Entries from a dataset
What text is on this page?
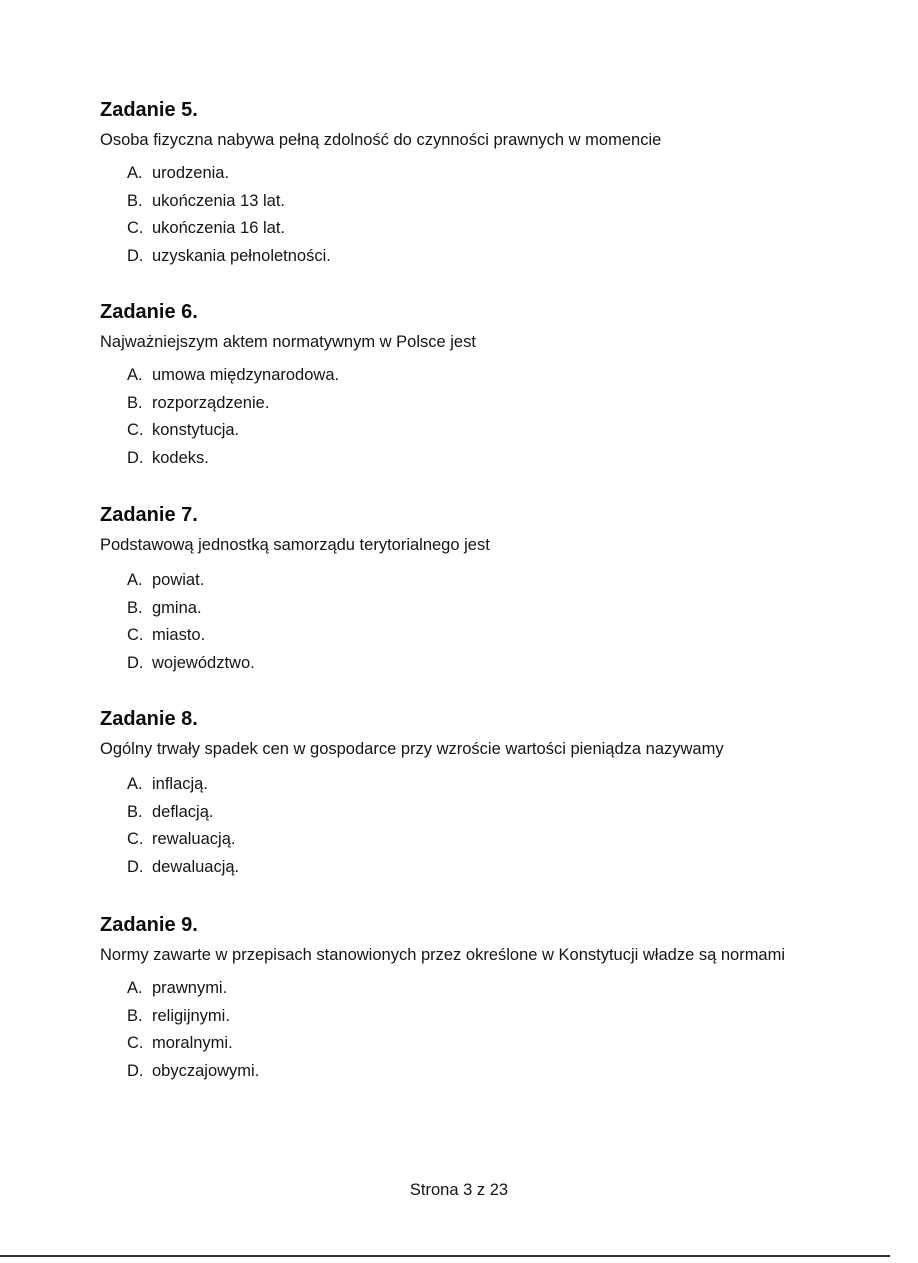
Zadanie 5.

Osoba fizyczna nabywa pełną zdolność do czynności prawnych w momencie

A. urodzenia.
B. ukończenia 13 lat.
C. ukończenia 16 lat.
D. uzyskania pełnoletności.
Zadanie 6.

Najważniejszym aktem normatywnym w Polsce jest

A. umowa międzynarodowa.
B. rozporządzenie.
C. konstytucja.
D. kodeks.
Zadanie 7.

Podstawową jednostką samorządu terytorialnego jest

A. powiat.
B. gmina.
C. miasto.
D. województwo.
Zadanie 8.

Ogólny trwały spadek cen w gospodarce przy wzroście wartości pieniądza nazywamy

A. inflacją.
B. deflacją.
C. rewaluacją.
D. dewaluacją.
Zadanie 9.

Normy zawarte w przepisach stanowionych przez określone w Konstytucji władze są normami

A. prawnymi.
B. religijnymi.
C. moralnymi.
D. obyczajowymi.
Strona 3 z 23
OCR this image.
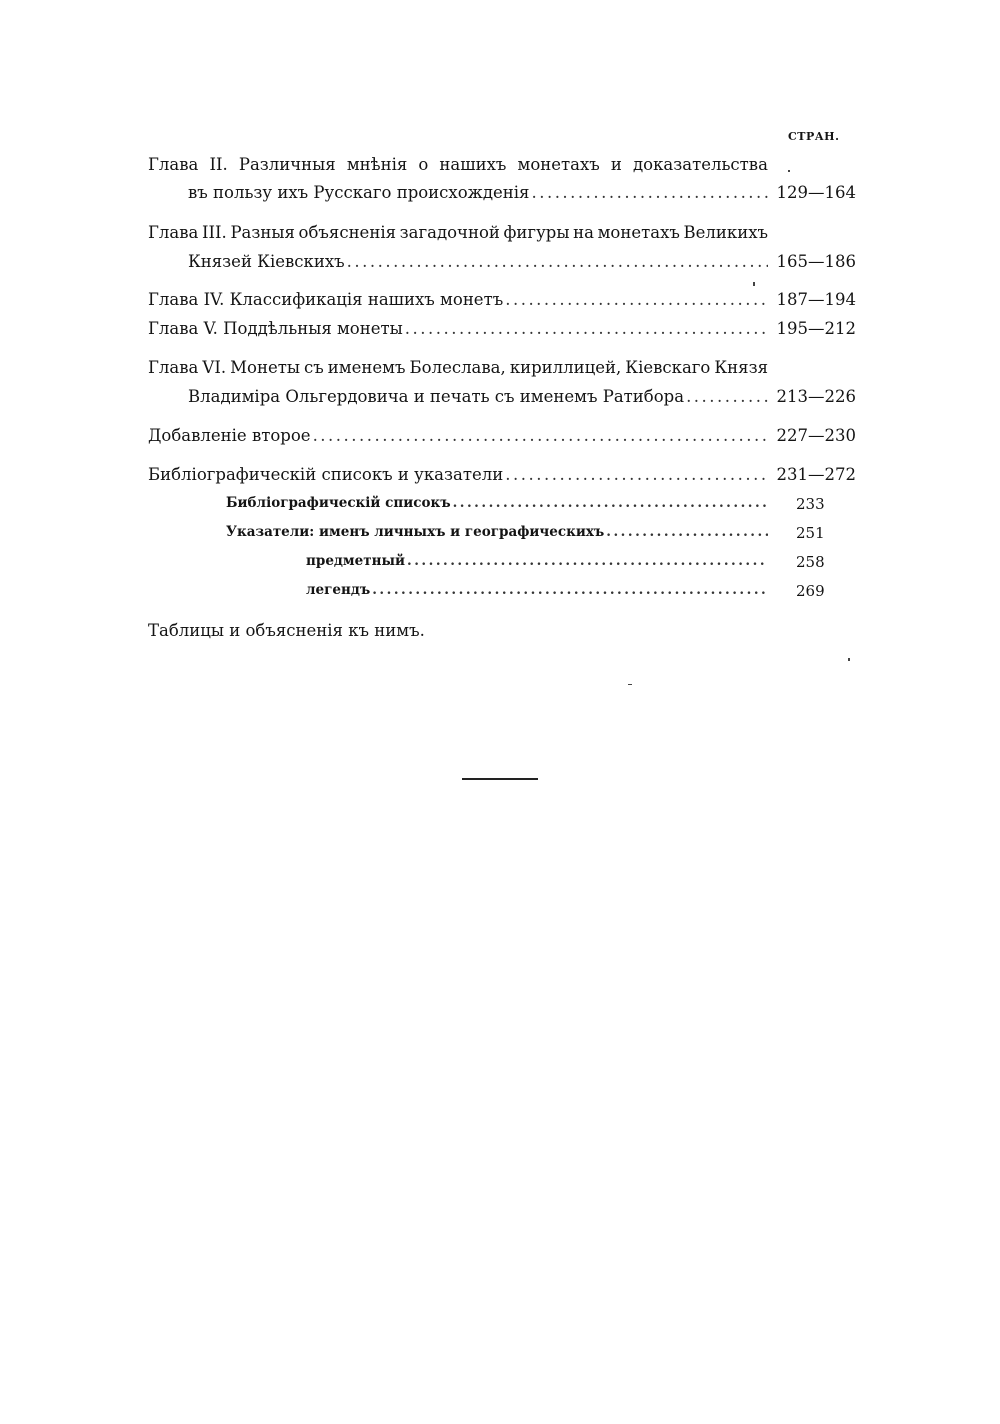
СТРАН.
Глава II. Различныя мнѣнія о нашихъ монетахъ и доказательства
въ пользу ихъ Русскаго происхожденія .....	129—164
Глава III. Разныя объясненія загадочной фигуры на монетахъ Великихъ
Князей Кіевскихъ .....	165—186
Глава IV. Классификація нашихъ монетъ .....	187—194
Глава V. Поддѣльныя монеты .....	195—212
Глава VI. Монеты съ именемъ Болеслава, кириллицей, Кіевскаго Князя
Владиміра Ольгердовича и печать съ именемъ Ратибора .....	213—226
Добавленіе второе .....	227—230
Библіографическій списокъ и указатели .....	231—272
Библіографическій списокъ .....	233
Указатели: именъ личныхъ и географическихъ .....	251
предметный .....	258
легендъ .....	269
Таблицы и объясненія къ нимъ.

What is expected
Please write out all of the material above without changing a word, and omit any pictures.

Result of the task
What text is on this page?
Zadanie 5.

Osoba fizyczna nabywa pełną zdolność do czynności prawnych w momencie

A. urodzenia.
B. ukończenia 13 lat.
C. ukończenia 16 lat.
D. uzyskania pełnoletności.
Zadanie 6.

Najważniejszym aktem normatywnym w Polsce jest

A. umowa międzynarodowa.
B. rozporządzenie.
C. konstytucja.
D. kodeks.
Zadanie 7.

Podstawową jednostką samorządu terytorialnego jest

A. powiat.
B. gmina.
C. miasto.
D. województwo.
Zadanie 8.

Ogólny trwały spadek cen w gospodarce przy wzroście wartości pieniądza nazywamy

A. inflacją.
B. deflacją.
C. rewaluacją.
D. dewaluacją.
Zadanie 9.

Normy zawarte w przepisach stanowionych przez określone w Konstytucji władze są normami

A. prawnymi.
B. religijnymi.
C. moralnymi.
D. obyczajowymi.
Strona 3 z 23
OCR this image.
СТРАН.
Глава II. Различныя мнѣнія о нашихъ монетахъ и доказательства
въ пользу ихъ Русскаго происхожденія .....	129—164
Глава III. Разныя объясненія загадочной фигуры на монетахъ Великихъ
Князей Кіевскихъ .....	165—186
Глава IV. Классификація нашихъ монетъ .....	187—194
Глава V. Поддѣльныя монеты .....	195—212
Глава VI. Монеты съ именемъ Болеслава, кириллицей, Кіевскаго Князя
Владиміра Ольгердовича и печать съ именемъ Ратибора .....	213—226
Добавленіе второе .....	227—230
Библіографическій списокъ и указатели .....	231—272
Библіографическій списокъ .....	233
Указатели: именъ личныхъ и географическихъ .....	251
предметный .....	258
легендъ .....	269
Таблицы и объясненія къ нимъ.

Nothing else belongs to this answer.